[WORK INSTRUCTIONS]: Report back each line of the records that contains the string "общеобразовательных".

[MATERIAL SHOWN]:
━━━

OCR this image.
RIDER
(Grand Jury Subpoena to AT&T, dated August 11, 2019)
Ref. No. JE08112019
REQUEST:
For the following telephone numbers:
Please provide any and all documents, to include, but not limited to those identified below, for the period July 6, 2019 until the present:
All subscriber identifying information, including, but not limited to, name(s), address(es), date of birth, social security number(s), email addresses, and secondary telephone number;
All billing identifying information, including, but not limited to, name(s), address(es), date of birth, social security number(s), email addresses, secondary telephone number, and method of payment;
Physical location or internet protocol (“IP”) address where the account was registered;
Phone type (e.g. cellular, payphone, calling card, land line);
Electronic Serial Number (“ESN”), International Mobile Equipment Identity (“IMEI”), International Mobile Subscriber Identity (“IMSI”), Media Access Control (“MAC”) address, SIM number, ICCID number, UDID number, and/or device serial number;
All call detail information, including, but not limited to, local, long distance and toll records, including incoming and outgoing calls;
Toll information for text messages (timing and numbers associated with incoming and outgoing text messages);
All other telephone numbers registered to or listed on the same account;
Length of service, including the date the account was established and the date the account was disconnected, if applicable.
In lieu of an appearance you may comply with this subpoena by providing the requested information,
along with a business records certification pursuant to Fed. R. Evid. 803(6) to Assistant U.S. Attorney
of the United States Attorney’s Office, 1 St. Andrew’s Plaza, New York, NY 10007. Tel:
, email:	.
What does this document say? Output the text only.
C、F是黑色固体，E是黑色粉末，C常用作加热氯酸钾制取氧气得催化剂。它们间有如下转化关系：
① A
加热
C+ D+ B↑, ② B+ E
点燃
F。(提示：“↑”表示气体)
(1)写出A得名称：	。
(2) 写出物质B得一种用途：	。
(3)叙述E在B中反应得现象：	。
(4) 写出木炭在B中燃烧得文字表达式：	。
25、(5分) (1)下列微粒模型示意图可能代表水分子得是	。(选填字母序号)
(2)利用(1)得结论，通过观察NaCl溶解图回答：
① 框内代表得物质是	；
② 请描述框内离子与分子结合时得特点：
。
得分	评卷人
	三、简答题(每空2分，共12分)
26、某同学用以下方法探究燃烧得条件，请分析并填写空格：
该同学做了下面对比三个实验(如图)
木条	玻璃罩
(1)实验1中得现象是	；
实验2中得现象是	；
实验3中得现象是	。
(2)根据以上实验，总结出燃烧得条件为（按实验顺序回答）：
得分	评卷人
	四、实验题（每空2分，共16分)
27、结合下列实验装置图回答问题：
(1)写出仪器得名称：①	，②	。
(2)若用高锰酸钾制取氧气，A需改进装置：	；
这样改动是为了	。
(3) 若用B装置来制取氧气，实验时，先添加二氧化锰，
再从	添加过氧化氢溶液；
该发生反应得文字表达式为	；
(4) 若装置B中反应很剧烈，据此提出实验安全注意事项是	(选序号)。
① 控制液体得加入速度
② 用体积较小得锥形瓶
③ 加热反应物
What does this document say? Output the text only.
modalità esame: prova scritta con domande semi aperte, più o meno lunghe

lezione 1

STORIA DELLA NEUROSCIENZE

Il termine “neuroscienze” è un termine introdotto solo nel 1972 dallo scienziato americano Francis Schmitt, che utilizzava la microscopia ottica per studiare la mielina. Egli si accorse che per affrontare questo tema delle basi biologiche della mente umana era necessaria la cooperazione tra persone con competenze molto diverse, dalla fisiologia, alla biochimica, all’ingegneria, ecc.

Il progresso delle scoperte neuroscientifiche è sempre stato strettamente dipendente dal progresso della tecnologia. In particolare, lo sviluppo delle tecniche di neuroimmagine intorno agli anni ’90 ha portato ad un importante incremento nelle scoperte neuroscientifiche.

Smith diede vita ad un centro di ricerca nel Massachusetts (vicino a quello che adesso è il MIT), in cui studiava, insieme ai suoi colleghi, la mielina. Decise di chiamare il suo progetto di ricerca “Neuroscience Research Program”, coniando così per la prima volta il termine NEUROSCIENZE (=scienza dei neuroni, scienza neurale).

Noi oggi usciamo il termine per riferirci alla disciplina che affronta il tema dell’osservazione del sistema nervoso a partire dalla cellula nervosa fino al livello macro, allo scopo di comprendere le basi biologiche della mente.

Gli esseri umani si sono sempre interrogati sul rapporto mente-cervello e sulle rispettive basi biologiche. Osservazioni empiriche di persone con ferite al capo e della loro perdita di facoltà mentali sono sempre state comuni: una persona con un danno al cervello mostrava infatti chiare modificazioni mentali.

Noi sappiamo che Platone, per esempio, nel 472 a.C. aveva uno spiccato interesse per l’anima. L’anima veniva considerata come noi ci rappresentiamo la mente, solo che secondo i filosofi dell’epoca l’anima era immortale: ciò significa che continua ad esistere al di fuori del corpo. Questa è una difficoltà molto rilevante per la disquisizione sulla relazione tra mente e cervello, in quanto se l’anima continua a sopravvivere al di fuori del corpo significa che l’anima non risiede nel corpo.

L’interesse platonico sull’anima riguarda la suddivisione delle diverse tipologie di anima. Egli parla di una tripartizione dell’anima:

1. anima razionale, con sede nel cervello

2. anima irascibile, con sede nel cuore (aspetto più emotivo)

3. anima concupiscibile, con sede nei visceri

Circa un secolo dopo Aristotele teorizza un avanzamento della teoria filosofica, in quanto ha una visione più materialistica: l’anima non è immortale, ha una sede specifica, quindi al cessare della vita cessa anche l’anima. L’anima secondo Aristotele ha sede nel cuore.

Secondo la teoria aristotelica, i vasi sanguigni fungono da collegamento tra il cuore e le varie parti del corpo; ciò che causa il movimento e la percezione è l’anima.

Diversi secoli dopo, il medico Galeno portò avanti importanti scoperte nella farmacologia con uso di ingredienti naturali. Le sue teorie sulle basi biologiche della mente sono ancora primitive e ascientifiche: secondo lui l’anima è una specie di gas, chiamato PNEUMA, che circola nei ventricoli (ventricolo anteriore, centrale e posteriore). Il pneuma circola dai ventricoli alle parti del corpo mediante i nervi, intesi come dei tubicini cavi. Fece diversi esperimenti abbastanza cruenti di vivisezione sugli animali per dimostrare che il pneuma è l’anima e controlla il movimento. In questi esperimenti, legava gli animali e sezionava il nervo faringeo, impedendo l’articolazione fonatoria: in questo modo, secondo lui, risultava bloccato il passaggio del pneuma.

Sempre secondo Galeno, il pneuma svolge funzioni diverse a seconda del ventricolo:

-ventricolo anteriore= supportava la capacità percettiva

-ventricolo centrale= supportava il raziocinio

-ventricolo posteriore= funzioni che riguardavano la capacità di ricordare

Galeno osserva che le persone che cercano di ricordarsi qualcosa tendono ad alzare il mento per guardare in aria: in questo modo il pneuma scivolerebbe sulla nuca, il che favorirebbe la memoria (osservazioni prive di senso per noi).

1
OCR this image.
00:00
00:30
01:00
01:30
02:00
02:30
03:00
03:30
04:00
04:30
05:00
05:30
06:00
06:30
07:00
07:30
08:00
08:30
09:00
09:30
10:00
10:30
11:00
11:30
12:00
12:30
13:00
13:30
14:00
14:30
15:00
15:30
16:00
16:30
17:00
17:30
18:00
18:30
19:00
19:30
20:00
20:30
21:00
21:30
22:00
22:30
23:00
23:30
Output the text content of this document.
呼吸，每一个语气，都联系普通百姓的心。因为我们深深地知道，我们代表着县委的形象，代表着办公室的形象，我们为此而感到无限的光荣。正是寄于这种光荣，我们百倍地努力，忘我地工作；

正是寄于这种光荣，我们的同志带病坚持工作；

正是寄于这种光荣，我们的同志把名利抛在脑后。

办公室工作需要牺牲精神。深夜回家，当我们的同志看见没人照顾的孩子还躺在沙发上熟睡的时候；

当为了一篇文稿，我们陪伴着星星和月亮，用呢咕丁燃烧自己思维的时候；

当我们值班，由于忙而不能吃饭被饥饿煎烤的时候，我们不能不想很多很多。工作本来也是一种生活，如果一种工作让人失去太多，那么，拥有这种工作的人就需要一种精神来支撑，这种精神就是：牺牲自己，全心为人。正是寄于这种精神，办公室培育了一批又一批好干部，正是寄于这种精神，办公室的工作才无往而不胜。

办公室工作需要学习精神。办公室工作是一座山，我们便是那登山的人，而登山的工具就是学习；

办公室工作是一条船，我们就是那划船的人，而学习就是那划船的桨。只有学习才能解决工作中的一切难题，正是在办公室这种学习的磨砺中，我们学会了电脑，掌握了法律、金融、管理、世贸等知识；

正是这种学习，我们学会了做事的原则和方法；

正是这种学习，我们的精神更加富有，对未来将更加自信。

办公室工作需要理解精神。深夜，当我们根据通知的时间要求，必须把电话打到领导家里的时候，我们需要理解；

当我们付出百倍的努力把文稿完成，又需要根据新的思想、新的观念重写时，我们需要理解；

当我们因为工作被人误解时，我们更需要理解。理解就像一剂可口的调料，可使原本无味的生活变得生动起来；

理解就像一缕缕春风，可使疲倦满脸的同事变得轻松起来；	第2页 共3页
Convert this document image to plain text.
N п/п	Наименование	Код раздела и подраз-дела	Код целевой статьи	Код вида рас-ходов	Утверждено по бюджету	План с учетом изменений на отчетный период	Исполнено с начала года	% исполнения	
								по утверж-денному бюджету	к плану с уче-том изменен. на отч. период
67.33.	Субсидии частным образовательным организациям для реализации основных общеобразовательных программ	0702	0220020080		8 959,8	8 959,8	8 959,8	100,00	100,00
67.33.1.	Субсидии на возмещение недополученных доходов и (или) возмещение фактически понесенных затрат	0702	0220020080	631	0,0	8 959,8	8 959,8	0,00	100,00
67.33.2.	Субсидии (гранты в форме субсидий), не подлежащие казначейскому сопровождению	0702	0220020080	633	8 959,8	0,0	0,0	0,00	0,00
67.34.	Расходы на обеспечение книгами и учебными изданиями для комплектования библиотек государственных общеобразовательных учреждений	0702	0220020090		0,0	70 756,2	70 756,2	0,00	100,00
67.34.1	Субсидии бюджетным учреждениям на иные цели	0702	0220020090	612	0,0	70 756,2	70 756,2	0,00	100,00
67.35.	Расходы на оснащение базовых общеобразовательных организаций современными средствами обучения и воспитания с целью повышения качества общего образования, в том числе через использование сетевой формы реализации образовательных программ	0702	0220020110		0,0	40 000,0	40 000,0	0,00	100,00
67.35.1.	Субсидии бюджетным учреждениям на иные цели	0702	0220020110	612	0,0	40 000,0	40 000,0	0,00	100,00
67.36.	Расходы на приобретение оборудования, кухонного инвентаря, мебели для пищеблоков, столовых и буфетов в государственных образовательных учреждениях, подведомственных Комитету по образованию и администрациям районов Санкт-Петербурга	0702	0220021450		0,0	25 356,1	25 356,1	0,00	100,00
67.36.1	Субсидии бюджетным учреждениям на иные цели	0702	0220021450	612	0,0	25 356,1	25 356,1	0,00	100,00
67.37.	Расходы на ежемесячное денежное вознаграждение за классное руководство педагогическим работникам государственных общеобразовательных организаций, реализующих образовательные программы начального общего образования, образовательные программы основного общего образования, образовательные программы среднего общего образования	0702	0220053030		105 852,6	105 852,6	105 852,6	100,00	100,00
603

━━━

[WRITTEN RESPONSE]:
67.33.	Субсидии частным образовательным организациям для реализации основных общеобразовательных программ	0702	0220020080		8 959,8	8 959,8	8 959,8	100,00	100,00
67.34.	Расходы на обеспечение книгами и учебными изданиями для комплектования библиотек государственных общеобразовательных учреждений	0702	0220020090		0,0	70 756,2	70 756,2	0,00	100,00
67.35.	Расходы на оснащение базовых общеобразовательных организаций современными средствами обучения и воспитания с целью повышения качества общего образования, в том числе через использование сетевой формы реализации образовательных программ	0702	0220020110		0,0	40 000,0	40 000,0	0,00	100,00
67.37.	Расходы на ежемесячное денежное вознаграждение за классное руководство педагогическим работникам государственных общеобразовательных организаций, реализующих образовательные программы начального общего образования, образовательные программы основного общего образования, образовательные программы среднего общего образования	0702	0220053030		105 852,6	105 852,6	105 852,6	100,00	100,00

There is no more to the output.